◆ Task requirements
Set down the material once more, exactly as it appears.

◆ Data entries for graphics

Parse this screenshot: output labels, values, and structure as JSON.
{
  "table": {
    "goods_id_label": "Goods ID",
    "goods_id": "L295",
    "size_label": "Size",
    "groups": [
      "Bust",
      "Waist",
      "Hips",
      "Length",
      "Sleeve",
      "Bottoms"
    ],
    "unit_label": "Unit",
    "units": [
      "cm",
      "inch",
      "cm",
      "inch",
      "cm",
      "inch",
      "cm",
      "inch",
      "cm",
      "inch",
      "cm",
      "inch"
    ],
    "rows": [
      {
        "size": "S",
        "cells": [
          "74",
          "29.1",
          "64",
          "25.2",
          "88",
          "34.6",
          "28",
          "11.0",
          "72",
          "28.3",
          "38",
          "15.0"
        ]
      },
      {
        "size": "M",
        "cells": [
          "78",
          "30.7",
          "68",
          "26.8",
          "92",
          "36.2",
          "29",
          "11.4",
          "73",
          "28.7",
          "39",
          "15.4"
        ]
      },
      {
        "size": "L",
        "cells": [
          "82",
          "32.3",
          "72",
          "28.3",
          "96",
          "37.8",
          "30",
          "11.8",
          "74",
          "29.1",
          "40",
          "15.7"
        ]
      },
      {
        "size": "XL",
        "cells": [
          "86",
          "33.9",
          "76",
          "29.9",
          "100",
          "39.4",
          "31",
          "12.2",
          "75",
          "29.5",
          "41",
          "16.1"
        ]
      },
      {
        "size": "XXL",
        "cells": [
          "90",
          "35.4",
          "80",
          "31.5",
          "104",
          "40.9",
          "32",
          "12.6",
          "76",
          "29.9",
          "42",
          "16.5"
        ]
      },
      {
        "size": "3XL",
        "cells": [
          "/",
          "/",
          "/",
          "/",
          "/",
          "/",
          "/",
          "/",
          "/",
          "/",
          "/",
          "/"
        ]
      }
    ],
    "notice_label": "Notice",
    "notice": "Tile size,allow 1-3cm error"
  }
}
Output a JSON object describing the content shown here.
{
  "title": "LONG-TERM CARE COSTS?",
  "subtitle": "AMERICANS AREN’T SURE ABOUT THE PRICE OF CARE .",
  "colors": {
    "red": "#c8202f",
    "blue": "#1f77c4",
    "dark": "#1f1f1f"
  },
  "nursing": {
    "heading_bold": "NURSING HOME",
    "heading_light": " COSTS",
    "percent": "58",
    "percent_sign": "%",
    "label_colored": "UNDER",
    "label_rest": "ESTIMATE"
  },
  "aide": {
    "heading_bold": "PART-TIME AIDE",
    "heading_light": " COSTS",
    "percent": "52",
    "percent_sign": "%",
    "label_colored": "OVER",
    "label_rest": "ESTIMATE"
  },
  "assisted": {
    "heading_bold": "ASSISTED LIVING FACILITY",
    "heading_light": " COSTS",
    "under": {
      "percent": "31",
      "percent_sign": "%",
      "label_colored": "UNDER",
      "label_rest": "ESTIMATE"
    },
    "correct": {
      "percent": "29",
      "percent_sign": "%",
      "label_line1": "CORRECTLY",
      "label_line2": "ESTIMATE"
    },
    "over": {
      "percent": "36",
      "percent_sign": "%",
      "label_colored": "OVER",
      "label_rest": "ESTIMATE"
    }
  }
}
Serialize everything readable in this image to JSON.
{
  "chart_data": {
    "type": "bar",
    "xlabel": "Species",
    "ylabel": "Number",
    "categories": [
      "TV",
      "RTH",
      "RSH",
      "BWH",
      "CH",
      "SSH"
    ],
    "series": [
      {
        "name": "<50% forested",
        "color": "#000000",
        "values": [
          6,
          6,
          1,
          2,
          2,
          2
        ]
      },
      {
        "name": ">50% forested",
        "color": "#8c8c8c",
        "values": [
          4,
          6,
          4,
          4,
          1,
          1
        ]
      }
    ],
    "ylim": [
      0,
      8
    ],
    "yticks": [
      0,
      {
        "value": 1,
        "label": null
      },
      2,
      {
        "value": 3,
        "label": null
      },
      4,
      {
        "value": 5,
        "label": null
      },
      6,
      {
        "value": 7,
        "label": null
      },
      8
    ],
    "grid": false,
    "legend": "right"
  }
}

◆ Written response
Parse this screenshot: output labels, values, and structure as JSON.
{
  "table": {
    "goods_id_label": "Goods ID",
    "goods_id": "L295",
    "size_label": "Size",
    "groups": [
      "Bust",
      "Waist",
      "Hips",
      "Length",
      "Sleeve",
      "Bottoms"
    ],
    "unit_label": "Unit",
    "units": [
      "cm",
      "inch",
      "cm",
      "inch",
      "cm",
      "inch",
      "cm",
      "inch",
      "cm",
      "inch",
      "cm",
      "inch"
    ],
    "rows": [
      {
        "size": "S",
        "cells": [
          "74",
          "29.1",
          "64",
          "25.2",
          "88",
          "34.6",
          "28",
          "11.0",
          "72",
          "28.3",
          "38",
          "15.0"
        ]
      },
      {
        "size": "M",
        "cells": [
          "78",
          "30.7",
          "68",
          "26.8",
          "92",
          "36.2",
          "29",
          "11.4",
          "73",
          "28.7",
          "39",
          "15.4"
        ]
      },
      {
        "size": "L",
        "cells": [
          "82",
          "32.3",
          "72",
          "28.3",
          "96",
          "37.8",
          "30",
          "11.8",
          "74",
          "29.1",
          "40",
          "15.7"
        ]
      },
      {
        "size": "XL",
        "cells": [
          "86",
          "33.9",
          "76",
          "29.9",
          "100",
          "39.4",
          "31",
          "12.2",
          "75",
          "29.5",
          "41",
          "16.1"
        ]
      },
      {
        "size": "XXL",
        "cells": [
          "90",
          "35.4",
          "80",
          "31.5",
          "104",
          "40.9",
          "32",
          "12.6",
          "76",
          "29.9",
          "42",
          "16.5"
        ]
      },
      {
        "size": "3XL",
        "cells": [
          "/",
          "/",
          "/",
          "/",
          "/",
          "/",
          "/",
          "/",
          "/",
          "/",
          "/",
          "/"
        ]
      }
    ],
    "notice_label": "Notice",
    "notice": "Tile size,allow 1-3cm error"
  }
}
Output a JSON object describing the content shown here.
{
  "title": "LONG-TERM CARE COSTS?",
  "subtitle": "AMERICANS AREN’T SURE ABOUT THE PRICE OF CARE .",
  "colors": {
    "red": "#c8202f",
    "blue": "#1f77c4",
    "dark": "#1f1f1f"
  },
  "nursing": {
    "heading_bold": "NURSING HOME",
    "heading_light": " COSTS",
    "percent": "58",
    "percent_sign": "%",
    "label_colored": "UNDER",
    "label_rest": "ESTIMATE"
  },
  "aide": {
    "heading_bold": "PART-TIME AIDE",
    "heading_light": " COSTS",
    "percent": "52",
    "percent_sign": "%",
    "label_colored": "OVER",
    "label_rest": "ESTIMATE"
  },
  "assisted": {
    "heading_bold": "ASSISTED LIVING FACILITY",
    "heading_light": " COSTS",
    "under": {
      "percent": "31",
      "percent_sign": "%",
      "label_colored": "UNDER",
      "label_rest": "ESTIMATE"
    },
    "correct": {
      "percent": "29",
      "percent_sign": "%",
      "label_line1": "CORRECTLY",
      "label_line2": "ESTIMATE"
    },
    "over": {
      "percent": "36",
      "percent_sign": "%",
      "label_colored": "OVER",
      "label_rest": "ESTIMATE"
    }
  }
}
Serialize everything readable in this image to JSON.
{
  "chart_data": {
    "type": "bar",
    "xlabel": "Species",
    "ylabel": "Number",
    "categories": [
      "TV",
      "RTH",
      "RSH",
      "BWH",
      "CH",
      "SSH"
    ],
    "series": [
      {
        "name": "<50% forested",
        "color": "#000000",
        "values": [
          6,
          6,
          1,
          2,
          2,
          2
        ]
      },
      {
        "name": ">50% forested",
        "color": "#8c8c8c",
        "values": [
          4,
          6,
          4,
          4,
          1,
          1
        ]
      }
    ],
    "ylim": [
      0,
      8
    ],
    "yticks": [
      0,
      {
        "value": 1,
        "label": null
      },
      2,
      {
        "value": 3,
        "label": null
      },
      4,
      {
        "value": 5,
        "label": null
      },
      6,
      {
        "value": 7,
        "label": null
      },
      8
    ],
    "grid": false,
    "legend": "right"
  }
}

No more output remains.